> **SOURCE EXCERPT**:
What's the best way of skip N values of the iteration variable in Python?

Use continue.

for i in xrange(value):
    if condition:
        continue

If you want to force your iterable to skip forwards, you must call .next().

>>> iterable = iter(xrange(100))
>>> for i in iterable:
...     if i % 10 == 0:
...         [iterable.next() for x in range(10)]
... 
[1, 2, 3, 4, 5, 6, 7, 8, 9, 10]
[21, 22, 23, 24, 25, 26, 27, 28, 29, 30]
[41, 42, 43, 44, 45, 46, 47, 48, 49, 50]
[61, 62, 63, 64, 65, 66, 67, 68, 69, 70]
[81, 82, 83, 84, 85, 86, 87, 88, 89, 90]

As you can see, this is disgusting.

Create the iterable before the loop.

Skip one by using next on the iterator

it = iter(xrange(value))
for i in it:
    if condition:
        i = next(it)

Skip many by using itertools or recipes based on ideas from itertools.

itertools.dropwhile()

it = iter(xrange(value))

> **MATERIAL FOR THIS EXERCISE**:
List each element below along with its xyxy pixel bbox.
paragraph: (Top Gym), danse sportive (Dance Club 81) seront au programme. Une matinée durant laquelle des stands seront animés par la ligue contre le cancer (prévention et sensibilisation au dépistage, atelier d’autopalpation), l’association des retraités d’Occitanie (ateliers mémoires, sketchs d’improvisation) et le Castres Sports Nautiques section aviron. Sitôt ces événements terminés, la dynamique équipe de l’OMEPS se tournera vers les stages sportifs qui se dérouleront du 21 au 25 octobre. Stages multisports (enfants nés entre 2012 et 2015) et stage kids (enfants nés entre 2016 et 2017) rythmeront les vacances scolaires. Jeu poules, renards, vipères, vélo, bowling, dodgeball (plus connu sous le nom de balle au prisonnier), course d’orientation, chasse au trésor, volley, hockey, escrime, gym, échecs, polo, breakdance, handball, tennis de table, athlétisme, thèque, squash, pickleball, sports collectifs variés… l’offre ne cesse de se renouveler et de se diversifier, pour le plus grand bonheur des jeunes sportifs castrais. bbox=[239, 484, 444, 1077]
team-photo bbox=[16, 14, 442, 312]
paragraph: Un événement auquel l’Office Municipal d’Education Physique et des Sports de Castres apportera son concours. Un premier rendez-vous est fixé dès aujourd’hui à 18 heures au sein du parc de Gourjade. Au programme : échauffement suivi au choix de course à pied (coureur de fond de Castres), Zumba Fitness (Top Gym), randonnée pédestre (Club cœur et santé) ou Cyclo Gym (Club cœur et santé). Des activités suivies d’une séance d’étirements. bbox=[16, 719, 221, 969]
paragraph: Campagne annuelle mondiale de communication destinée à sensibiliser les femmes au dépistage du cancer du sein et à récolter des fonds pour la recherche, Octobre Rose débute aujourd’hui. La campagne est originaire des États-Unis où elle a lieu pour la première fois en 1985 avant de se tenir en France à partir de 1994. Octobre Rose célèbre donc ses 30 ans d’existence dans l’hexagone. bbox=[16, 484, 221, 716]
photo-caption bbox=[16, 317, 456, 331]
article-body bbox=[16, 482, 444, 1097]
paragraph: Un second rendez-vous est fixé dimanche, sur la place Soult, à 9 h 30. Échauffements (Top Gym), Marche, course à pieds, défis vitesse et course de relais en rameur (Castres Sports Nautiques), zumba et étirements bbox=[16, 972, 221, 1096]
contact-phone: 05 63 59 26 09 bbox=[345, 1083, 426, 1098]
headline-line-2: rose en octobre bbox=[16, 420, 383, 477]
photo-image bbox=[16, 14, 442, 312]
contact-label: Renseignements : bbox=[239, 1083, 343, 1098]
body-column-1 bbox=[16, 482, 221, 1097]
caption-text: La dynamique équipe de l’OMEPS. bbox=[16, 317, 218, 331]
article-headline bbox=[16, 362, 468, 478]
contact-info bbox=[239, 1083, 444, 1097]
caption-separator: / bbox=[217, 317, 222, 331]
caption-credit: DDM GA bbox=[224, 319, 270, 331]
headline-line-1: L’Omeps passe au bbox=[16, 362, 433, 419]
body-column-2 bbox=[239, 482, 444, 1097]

> **TASKS AND EXERCISES**:
• a. Copy out the entries word for word, from their first line through the line containing "team-photo bbox=[16, 14, 442, 312]".
• b. Go on with the thread about skipping iterations in a Python loop, starting right after its last line.

> **RESULTS IN ORDER**:
• a.
List each element below along with its xyxy pixel bbox.
paragraph: (Top Gym), danse sportive (Dance Club 81) seront au programme. Une matinée durant laquelle des stands seront animés par la ligue contre le cancer (prévention et sensibilisation au dépistage, atelier d’autopalpation), l’association des retraités d’Occitanie (ateliers mémoires, sketchs d’improvisation) et le Castres Sports Nautiques section aviron. Sitôt ces événements terminés, la dynamique équipe de l’OMEPS se tournera vers les stages sportifs qui se dérouleront du 21 au 25 octobre. Stages multisports (enfants nés entre 2012 et 2015) et stage kids (enfants nés entre 2016 et 2017) rythmeront les vacances scolaires. Jeu poules, renards, vipères, vélo, bowling, dodgeball (plus connu sous le nom de balle au prisonnier), course d’orientation, chasse au trésor, volley, hockey, escrime, gym, échecs, polo, breakdance, handball, tennis de table, athlétisme, thèque, squash, pickleball, sports collectifs variés… l’offre ne cesse de se renouveler et de se diversifier, pour le plus grand bonheur des jeunes sportifs castrais. bbox=[239, 484, 444, 1077]
team-photo bbox=[16, 14, 442, 312]

• b.
for i in it:
    if x<5:
        i = dropwhile(lambda x: x<5, it)

Take a read through the itertools page, it shows some very common uses of working with iterators.

itertools islice

it = islice(xrange(value), 10)
for i in it:
    ...do stuff with i...

Itertools has a recommended way to do this: https://docs.python.org/3.7/library/itertools.html#itertools-recipes

import collections
def tail(n, iterable):
    "Return an iterator over the last n items"
    # tail(3, 'ABCDEFG') --> E F G
    return iter(collections.deque(iterable, maxlen=n))

Now you can do:

for i in tail(5, range(10)):
    print(i)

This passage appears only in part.